[START OF Document segment]
The most direct historical model for Brome's Academy was probably Francis Kynaston's Museum Minervae, a school for training members of the gentry and aristocracy "in arms and arts." King Charles I granted Kynaston a patent for his academy in June 1635, and in 1636 Kynaston published the school's constitution, which compared his intended school with similar academies in Paris, Rome, and elsewhere. The Minervae was located on Bedford Street, just west of the new development at Covent Garden (which Brome had treated in his earlier play The Weeding of Covent Garden). Yet the bubonic plague epidemic of 1636–37 was fatal to Kynaston's enterprise, which was defunct by 1639.

Brome's play touches upon the nexus of social education with money, in associating his "new academy" with the "New Exchange," an actual business institution of the period. The New Exchange was a mall of shops built on the Strand in 1609, to complement and compete with the original Royal Exchange, founded by Sir Thomas Gresham in 1571. Brome does not exploit the New Exchange directly in his play; instead, he employs a more general concept of a "new exchange" of social and marital choices among the economically and socially mobile denizens of London.

==Place realism==
The New Academy is one of a group of plays from the 1630s that show strong tendencies toward what critics have called "place realism," the exploitation of actual contemporaneous locations and institutions in their settings and plots. Such plays can be found scattered throughout the seventeenth century (to cite only the most pertinent historical period); yet a surprising number of them cluster in this single decade. Shirley's Hyde Park (1632) is an obvious example, as are Shackerley Marmion's Holland's Leaguer (1631) and Thomas Nabbes's Covent Garden (1633) and Tottenham Court (1634), among other plays of the time. The first publication of Ben Jonson's Bartholomew Fair in 1631 may have acted as a spur to this type of drama. Several of Brome's plays fall naturally into the same category – in addition to The New Academy, The Weeding of Covent Garden (c. 1632–33) and The Sparagus Garden (1635) are good examples of "topographical comedy."
[END OF Document segment]
[START OF Stored data]
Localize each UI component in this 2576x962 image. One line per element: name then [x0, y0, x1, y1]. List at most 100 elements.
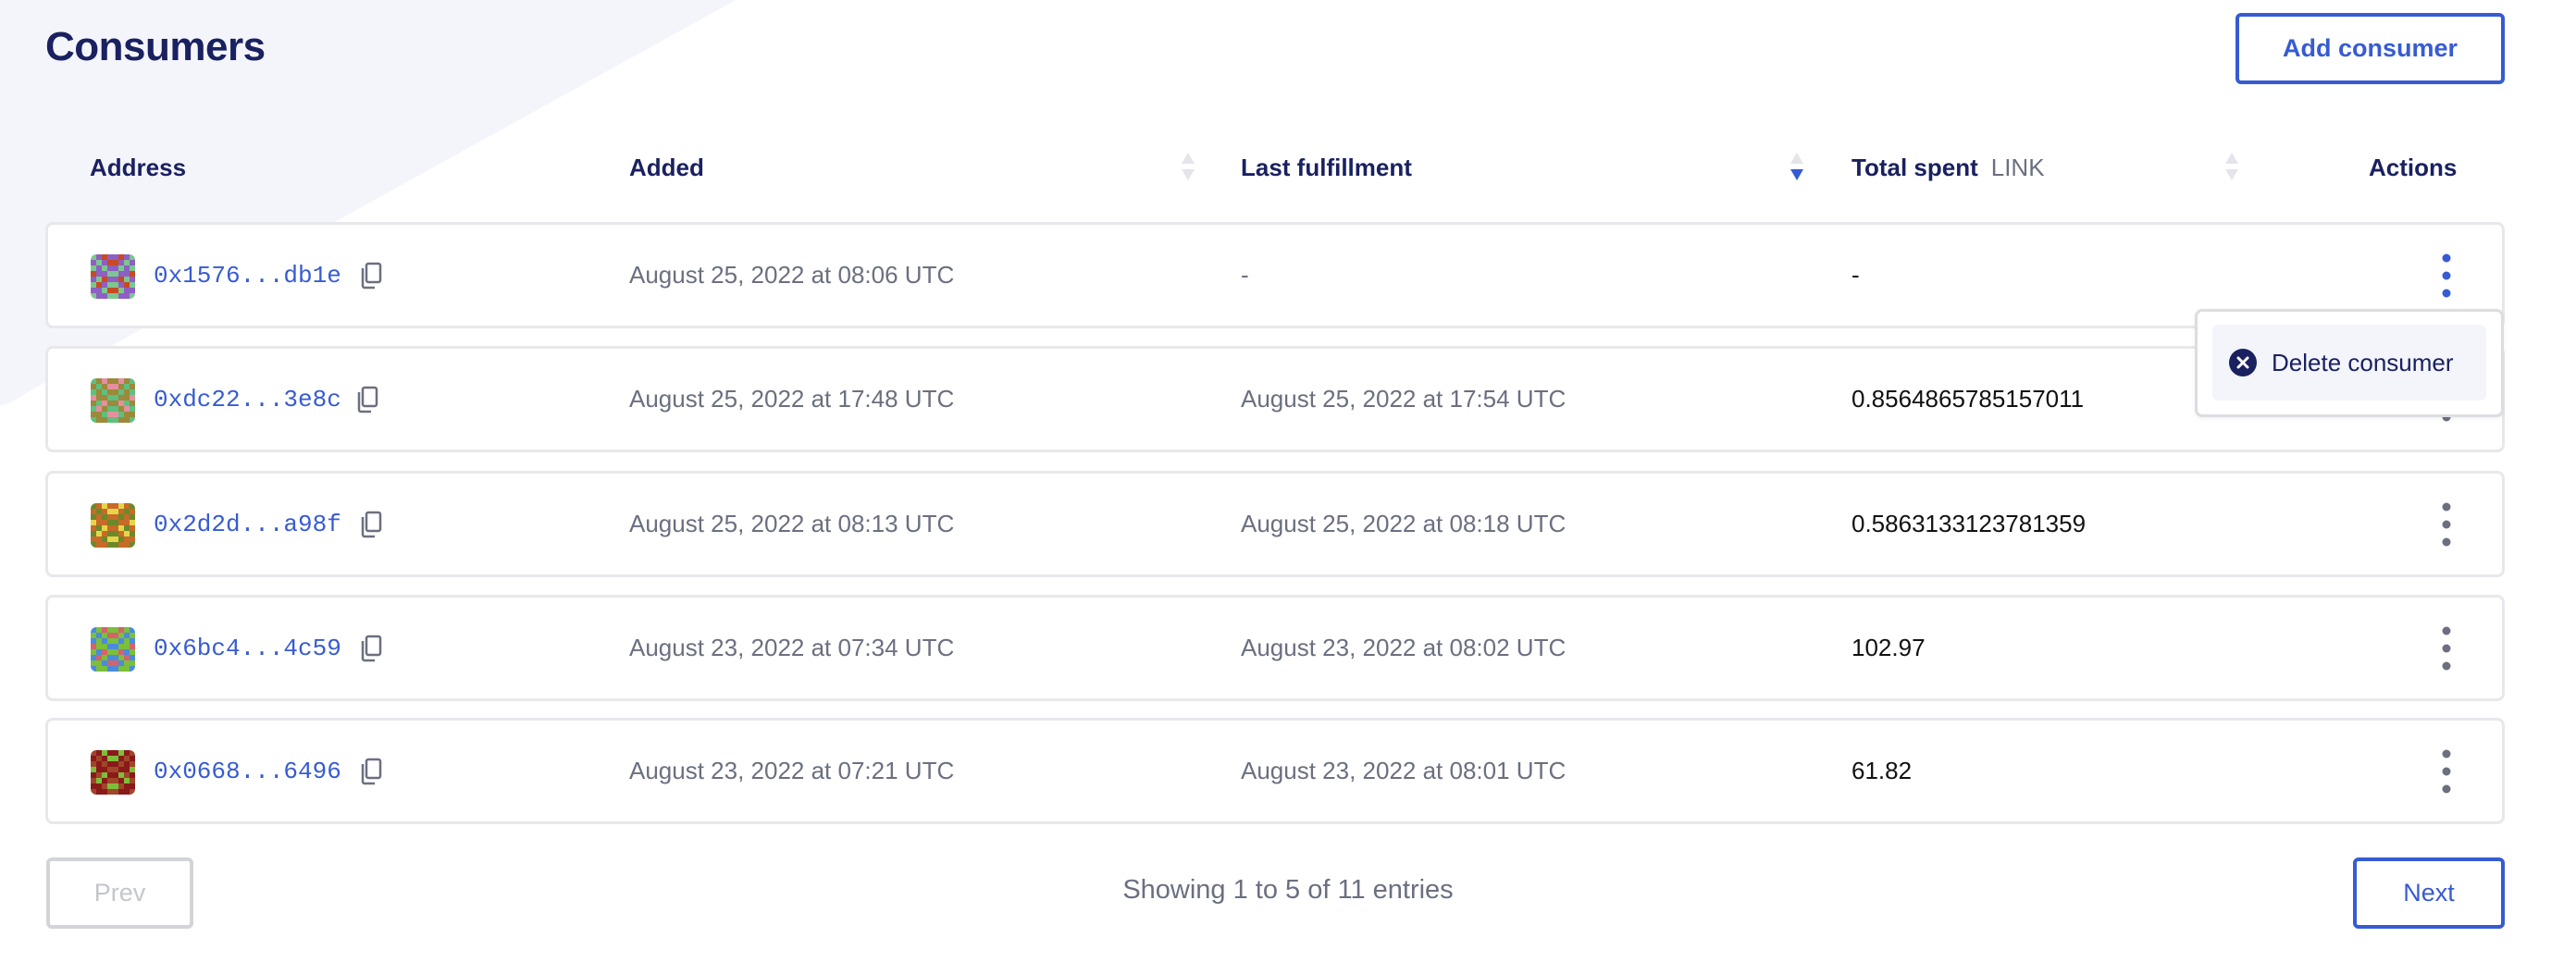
[END OF Stored data]
**Actions to take**
1: From the passage on Brome's New Academy, copy word for word everything from "The most direct" to "defunct by 1639.".
2: Translate this sentence from the passage on Brome's New Academy into Spanish: "The first publication of Ben Jonson's Bartholomew Fair in 1631 may have acted as a spur to this type of drama."
3: Answer these questions using the passage on Brome's New Academy:
(a) In what month and year did King Charles I grant Kynaston a patent for his academy?
(b) Where was the New Exchange built, and in what year?
(c) Which play by Shirley is named as an obvious example of "place realism"?

**Set of answers**
1:
The most direct historical model for Brome's Academy was probably Francis Kynaston's Museum Minervae, a school for training members of the gentry and aristocracy "in arms and arts." King Charles I granted Kynaston a patent for his academy in June 1635, and in 1636 Kynaston published the school's constitution, which compared his intended school with similar academies in Paris, Rome, and elsewhere. The Minervae was located on Bedford Street, just west of the new development at Covent Garden (which Brome had treated in his earlier play The Weeding of Covent Garden). Yet the bubonic plague epidemic of 1636–37 was fatal to Kynaston's enterprise, which was defunct by 1639.

2: La primera publicación de Bartholomew Fair, de Ben Jonson, en 1631 pudo haber servido de estímulo para este tipo de drama.

3:
(a) June 1635
(b) On the Strand, in 1609
(c) Hyde Park (1632)